- _Exercise_
Your task is to copy every record exactly.

[Dataset excerpts]
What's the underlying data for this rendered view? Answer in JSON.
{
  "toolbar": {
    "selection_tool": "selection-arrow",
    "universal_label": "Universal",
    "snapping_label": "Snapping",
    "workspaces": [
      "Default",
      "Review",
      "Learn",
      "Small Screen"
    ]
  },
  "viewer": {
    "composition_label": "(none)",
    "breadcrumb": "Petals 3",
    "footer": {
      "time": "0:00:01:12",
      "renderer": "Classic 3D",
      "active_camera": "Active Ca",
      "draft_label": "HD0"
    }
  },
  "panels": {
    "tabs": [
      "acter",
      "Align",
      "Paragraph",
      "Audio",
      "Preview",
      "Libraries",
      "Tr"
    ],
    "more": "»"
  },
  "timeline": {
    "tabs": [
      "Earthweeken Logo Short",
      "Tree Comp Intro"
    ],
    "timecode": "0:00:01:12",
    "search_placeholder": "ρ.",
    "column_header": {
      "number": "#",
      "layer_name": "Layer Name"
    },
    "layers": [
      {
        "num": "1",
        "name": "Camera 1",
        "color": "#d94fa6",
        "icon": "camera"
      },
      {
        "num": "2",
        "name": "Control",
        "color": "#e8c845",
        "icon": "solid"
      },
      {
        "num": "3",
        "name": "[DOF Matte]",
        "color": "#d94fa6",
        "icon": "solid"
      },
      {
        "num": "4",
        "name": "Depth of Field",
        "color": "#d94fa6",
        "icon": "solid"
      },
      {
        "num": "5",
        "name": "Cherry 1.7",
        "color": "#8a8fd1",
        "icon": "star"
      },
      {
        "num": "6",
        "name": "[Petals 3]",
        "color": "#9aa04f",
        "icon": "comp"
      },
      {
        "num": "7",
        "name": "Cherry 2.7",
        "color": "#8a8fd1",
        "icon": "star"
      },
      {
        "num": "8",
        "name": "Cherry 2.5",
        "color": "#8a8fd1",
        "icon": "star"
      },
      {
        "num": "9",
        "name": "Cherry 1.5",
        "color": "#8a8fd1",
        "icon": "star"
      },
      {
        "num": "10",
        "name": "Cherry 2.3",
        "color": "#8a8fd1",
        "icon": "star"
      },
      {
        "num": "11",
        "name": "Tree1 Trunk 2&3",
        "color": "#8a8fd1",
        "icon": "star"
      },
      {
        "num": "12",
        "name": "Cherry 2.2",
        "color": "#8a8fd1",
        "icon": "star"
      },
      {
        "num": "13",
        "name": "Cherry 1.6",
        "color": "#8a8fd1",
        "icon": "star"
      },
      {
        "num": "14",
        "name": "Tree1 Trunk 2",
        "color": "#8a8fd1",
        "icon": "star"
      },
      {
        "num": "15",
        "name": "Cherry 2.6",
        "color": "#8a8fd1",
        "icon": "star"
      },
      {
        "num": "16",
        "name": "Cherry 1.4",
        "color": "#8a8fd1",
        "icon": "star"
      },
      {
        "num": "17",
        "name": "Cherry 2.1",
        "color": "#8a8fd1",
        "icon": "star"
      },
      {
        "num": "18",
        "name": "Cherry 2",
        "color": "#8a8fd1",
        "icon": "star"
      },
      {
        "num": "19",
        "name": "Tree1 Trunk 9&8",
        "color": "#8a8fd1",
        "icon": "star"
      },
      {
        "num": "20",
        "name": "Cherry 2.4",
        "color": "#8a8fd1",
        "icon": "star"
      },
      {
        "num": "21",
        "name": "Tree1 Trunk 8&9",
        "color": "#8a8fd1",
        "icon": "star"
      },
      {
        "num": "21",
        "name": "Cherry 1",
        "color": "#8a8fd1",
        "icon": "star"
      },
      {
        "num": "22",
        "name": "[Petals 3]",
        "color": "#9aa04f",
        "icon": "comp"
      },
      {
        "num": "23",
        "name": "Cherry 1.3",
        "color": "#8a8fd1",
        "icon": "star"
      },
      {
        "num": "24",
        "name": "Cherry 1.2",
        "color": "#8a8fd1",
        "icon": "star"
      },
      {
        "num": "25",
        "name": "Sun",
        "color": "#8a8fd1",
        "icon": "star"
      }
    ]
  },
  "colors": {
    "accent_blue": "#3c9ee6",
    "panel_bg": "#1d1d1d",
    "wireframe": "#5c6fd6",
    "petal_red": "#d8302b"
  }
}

- _Finished task_
What's the underlying data for this rendered view? Answer in JSON.
{
  "toolbar": {
    "selection_tool": "selection-arrow",
    "universal_label": "Universal",
    "snapping_label": "Snapping",
    "workspaces": [
      "Default",
      "Review",
      "Learn",
      "Small Screen"
    ]
  },
  "viewer": {
    "composition_label": "(none)",
    "breadcrumb": "Petals 3",
    "footer": {
      "time": "0:00:01:12",
      "renderer": "Classic 3D",
      "active_camera": "Active Ca",
      "draft_label": "HD0"
    }
  },
  "panels": {
    "tabs": [
      "acter",
      "Align",
      "Paragraph",
      "Audio",
      "Preview",
      "Libraries",
      "Tr"
    ],
    "more": "»"
  },
  "timeline": {
    "tabs": [
      "Earthweeken Logo Short",
      "Tree Comp Intro"
    ],
    "timecode": "0:00:01:12",
    "search_placeholder": "ρ.",
    "column_header": {
      "number": "#",
      "layer_name": "Layer Name"
    },
    "layers": [
      {
        "num": "1",
        "name": "Camera 1",
        "color": "#d94fa6",
        "icon": "camera"
      },
      {
        "num": "2",
        "name": "Control",
        "color": "#e8c845",
        "icon": "solid"
      },
      {
        "num": "3",
        "name": "[DOF Matte]",
        "color": "#d94fa6",
        "icon": "solid"
      },
      {
        "num": "4",
        "name": "Depth of Field",
        "color": "#d94fa6",
        "icon": "solid"
      },
      {
        "num": "5",
        "name": "Cherry 1.7",
        "color": "#8a8fd1",
        "icon": "star"
      },
      {
        "num": "6",
        "name": "[Petals 3]",
        "color": "#9aa04f",
        "icon": "comp"
      },
      {
        "num": "7",
        "name": "Cherry 2.7",
        "color": "#8a8fd1",
        "icon": "star"
      },
      {
        "num": "8",
        "name": "Cherry 2.5",
        "color": "#8a8fd1",
        "icon": "star"
      },
      {
        "num": "9",
        "name": "Cherry 1.5",
        "color": "#8a8fd1",
        "icon": "star"
      },
      {
        "num": "10",
        "name": "Cherry 2.3",
        "color": "#8a8fd1",
        "icon": "star"
      },
      {
        "num": "11",
        "name": "Tree1 Trunk 2&3",
        "color": "#8a8fd1",
        "icon": "star"
      },
      {
        "num": "12",
        "name": "Cherry 2.2",
        "color": "#8a8fd1",
        "icon": "star"
      },
      {
        "num": "13",
        "name": "Cherry 1.6",
        "color": "#8a8fd1",
        "icon": "star"
      },
      {
        "num": "14",
        "name": "Tree1 Trunk 2",
        "color": "#8a8fd1",
        "icon": "star"
      },
      {
        "num": "15",
        "name": "Cherry 2.6",
        "color": "#8a8fd1",
        "icon": "star"
      },
      {
        "num": "16",
        "name": "Cherry 1.4",
        "color": "#8a8fd1",
        "icon": "star"
      },
      {
        "num": "17",
        "name": "Cherry 2.1",
        "color": "#8a8fd1",
        "icon": "star"
      },
      {
        "num": "18",
        "name": "Cherry 2",
        "color": "#8a8fd1",
        "icon": "star"
      },
      {
        "num": "19",
        "name": "Tree1 Trunk 9&8",
        "color": "#8a8fd1",
        "icon": "star"
      },
      {
        "num": "20",
        "name": "Cherry 2.4",
        "color": "#8a8fd1",
        "icon": "star"
      },
      {
        "num": "21",
        "name": "Tree1 Trunk 8&9",
        "color": "#8a8fd1",
        "icon": "star"
      },
      {
        "num": "21",
        "name": "Cherry 1",
        "color": "#8a8fd1",
        "icon": "star"
      },
      {
        "num": "22",
        "name": "[Petals 3]",
        "color": "#9aa04f",
        "icon": "comp"
      },
      {
        "num": "23",
        "name": "Cherry 1.3",
        "color": "#8a8fd1",
        "icon": "star"
      },
      {
        "num": "24",
        "name": "Cherry 1.2",
        "color": "#8a8fd1",
        "icon": "star"
      },
      {
        "num": "25",
        "name": "Sun",
        "color": "#8a8fd1",
        "icon": "star"
      }
    ]
  },
  "colors": {
    "accent_blue": "#3c9ee6",
    "panel_bg": "#1d1d1d",
    "wireframe": "#5c6fd6",
    "petal_red": "#d8302b"
  }
}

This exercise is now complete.